Provided text:

┄┄┄┄┄┄┄┄┄┄

The Dawn Star, on the other hand, is a Gondor ship. The square bow, high aftcastle, crow's nest and oars give a robustly medieval impression, and based on Ms. Baynes's map and Tolkien's texts, this is a fairly good impression of what a top-of-the-line Gondor ship of the approximate time of the Lord of the Rings card game might have looked like. I'd personally suggest that three masts might be a bit much, but given our dearth of information, this is a matter of taste.

Nárelenya


Confusingly, judging from the shape of the hull and the mizzen lateens, the next elven-ship is fairly obviously a galleon. The iconic ship of the Spanish empire, the galleon is a considerably larger and later ship design than anything Tolkien ever described, but also centuries older than the late-19th-century Dream-chaser. It's nothing like the small, sleek elf-ships of Middle-earth.

Silver Wing


The Silver Wing appears to be rigged as a hermaphrodite brig, with square sails on the foremast and a gaff-rig on the mainmast. After the two medieval ships, this is a representative of the golden age of sail; again, centuries off anything to be found in Tolkien's works. Even the two Gondor ships come from entirely disparate eras.

The Umbar Navy

Corsair Warship


I'm not really quite sure what's happening with the sail in the picture there. Looking at the shrouds, though, the mast seems to be quite a bit higher, and there appears to be a second, more substantial mast further aft. The shape of the hull and the oars suggest a large galley of some sort. Two banks of oars are visible; if the third line of ports are also for oars, this would technically be a trireme. In other words, this is a fairly good representation of the kind of ship Tolkien described in the Lord of the Rings.

Light Cruiser


A smaller version of the Corsair Warship, the Light Cruiser almost resembles a longship rather than a Mediterranean galley, except for the twin masts and sailplan, which appear to be an unusual configuration. The deckhouse is also strongly reminiscent of the Med. The ship is broadly in line with both the Warship and Tolkien's text.

Scouting Ship


Finally, the low hull of the Scout Ship quite strongly suggests a Scandinavian "dragon-ship", although the unusual split sail is an innovation.

Some implications

The Corsair ships, then, are quite faithful to Tolkien's writings, but with the exception of the Dawn Star, the ships of the Dream-chaser's fleet are just a mess. A galleon, a hermaphrodite brig and a 19th century barque coexisting uneasily with a medieval carrack and some ancient Mediterranean galleys with very unusual sails. At a guess, the artists were told to draw "a sailing ship", which produced this melange. It's sad that the titular ship of the current adventure pack cycle is the worst offender.

┄┄┄┄┄┄┄┄┄┄

Data entries:

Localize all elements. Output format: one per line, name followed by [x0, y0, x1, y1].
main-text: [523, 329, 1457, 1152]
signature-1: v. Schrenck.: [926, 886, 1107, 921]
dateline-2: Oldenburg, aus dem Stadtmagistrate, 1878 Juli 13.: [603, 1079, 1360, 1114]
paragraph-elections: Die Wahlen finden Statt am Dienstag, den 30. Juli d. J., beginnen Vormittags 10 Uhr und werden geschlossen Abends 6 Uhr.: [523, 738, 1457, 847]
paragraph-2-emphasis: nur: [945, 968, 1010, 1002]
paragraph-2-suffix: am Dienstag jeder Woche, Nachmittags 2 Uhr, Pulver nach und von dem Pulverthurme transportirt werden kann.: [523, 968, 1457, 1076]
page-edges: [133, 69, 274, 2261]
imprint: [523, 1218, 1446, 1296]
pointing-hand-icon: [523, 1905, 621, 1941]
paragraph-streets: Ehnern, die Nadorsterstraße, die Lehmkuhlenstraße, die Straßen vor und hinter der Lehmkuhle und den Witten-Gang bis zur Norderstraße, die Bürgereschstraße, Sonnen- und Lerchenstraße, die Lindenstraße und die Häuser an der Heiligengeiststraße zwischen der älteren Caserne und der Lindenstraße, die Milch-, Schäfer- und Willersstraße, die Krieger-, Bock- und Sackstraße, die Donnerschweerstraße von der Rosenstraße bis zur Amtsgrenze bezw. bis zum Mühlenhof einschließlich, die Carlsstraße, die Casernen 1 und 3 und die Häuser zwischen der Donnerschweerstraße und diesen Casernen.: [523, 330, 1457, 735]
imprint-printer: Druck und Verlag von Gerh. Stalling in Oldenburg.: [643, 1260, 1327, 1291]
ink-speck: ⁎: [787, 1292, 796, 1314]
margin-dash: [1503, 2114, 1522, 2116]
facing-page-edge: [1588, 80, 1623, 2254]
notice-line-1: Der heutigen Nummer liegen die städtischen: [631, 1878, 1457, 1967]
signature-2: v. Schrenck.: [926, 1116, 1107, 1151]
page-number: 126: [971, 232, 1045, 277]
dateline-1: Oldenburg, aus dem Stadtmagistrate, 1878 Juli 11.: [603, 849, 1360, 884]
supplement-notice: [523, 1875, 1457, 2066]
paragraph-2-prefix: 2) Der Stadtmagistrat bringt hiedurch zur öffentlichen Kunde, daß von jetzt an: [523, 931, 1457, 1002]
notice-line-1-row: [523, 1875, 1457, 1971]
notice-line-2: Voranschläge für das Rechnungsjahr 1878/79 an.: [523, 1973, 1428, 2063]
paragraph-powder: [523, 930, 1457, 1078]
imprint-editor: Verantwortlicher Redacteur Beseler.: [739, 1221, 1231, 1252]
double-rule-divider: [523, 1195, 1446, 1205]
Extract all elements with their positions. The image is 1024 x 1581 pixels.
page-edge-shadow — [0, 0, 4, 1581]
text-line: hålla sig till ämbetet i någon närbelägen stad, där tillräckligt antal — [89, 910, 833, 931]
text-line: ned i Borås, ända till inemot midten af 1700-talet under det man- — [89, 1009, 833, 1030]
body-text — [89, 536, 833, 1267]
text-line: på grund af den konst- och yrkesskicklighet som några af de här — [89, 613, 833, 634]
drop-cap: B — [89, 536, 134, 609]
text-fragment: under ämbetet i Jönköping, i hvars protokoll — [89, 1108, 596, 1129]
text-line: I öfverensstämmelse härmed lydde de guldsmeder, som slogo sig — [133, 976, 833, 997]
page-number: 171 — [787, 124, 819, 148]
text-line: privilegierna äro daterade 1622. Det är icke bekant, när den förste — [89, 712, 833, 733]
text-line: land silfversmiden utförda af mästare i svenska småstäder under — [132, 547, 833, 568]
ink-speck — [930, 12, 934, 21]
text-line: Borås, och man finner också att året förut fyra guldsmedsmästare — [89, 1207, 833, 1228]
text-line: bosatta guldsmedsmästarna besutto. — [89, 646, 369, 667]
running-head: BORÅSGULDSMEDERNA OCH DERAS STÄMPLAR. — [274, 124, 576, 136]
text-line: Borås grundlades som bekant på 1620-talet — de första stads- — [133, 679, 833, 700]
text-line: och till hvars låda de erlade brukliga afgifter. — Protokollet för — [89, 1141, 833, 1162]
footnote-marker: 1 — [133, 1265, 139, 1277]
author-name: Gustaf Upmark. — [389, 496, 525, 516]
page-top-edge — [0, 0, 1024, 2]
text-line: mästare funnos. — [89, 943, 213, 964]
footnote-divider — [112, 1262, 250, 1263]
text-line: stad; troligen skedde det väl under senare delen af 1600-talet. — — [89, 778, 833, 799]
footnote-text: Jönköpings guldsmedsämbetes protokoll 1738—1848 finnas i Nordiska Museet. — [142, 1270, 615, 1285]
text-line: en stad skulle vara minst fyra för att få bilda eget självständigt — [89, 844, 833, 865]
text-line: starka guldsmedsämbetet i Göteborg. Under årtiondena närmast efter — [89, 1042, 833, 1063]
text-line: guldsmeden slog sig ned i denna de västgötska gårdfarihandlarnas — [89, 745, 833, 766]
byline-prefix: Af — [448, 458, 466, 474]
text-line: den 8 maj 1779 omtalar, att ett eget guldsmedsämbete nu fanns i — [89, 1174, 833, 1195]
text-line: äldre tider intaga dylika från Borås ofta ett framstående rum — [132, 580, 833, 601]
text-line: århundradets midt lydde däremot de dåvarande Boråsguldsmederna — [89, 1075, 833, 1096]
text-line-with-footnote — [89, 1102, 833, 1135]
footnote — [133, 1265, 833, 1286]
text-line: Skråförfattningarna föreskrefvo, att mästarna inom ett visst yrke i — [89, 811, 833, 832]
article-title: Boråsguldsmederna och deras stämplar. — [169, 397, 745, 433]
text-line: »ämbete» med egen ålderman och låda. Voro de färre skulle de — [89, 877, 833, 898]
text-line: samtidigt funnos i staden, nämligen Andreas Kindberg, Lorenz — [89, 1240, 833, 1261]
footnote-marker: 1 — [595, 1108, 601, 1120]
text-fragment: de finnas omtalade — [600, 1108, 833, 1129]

┄┄┄┄┄┄┄┄┄┄

What to work on:
a) Write out, word for word, the part of the ship commentary that opens with the words containing "Finally, the low" and closes with "the worst offender.".
b) Answer these questions from the ship commentary:
(i) What kind of ship does it identify Nárelenya as?
(ii) How does it say the Silver Wing appears to be rigged?
(iii) What does the low hull of the Scout Ship suggest?
c) Carry on with the ship commentary from the point where it stops.
The rows play no part in what follows.

Answers given:
a)
Finally, the low hull of the Scout Ship quite strongly suggests a Scandinavian "dragon-ship", although the unusual split sail is an innovation.

Some implications

The Corsair ships, then, are quite faithful to Tolkien's writings, but with the exception of the Dawn Star, the ships of the Dream-chaser's fleet are just a mess. A galleon, a hermaphrodite brig and a 19th century barque coexisting uneasily with a medieval carrack and some ancient Mediterranean galleys with very unusual sails. At a guess, the artists were told to draw "a sailing ship", which produced this melange. It's sad that the titular ship of the current adventure pack cycle is the worst offender.

b)
(i) A galleon.
(ii) As a hermaphrodite brig, with square sails on the foremast and a gaff-rig on the mainmast.
(iii) A Scandinavian "dragon-ship."

c)
The quest in the Grey Havens that the ships are used in is Voyage Across Belegaer, where the heroes are attempting to outsail a fleet of Corsairs and reach Atalantë. Given that the action happens in the open ocean, the ships of the Dream-chaser's Fleet as depicted on the cards would have no trouble whatsoever sailing clear away from the Corsair galleys. Looking at the sheer amount of canvas the Dream-chaser, Nárelenya and Silver Wing can hoist, under any kind of wind they'd simply vanish over the horizon. It's possible the Dawn Star would have a slightly harder time of it, but it should still be able to outsail anything in the Corsair fleet. The only conditions under which the Corsairs could bring the players' ships to battle would be in a flat calm, where their banks of oars would give a decisive advantage. Bad weather would also disproportionately impact the Corsairs, as their considerably less weatherly ships might be swamped and sunk by seas that the Dream-chaser fleet would easily ride out. So if the ships in any way resembled the art, the scenario they're used in would make no sense.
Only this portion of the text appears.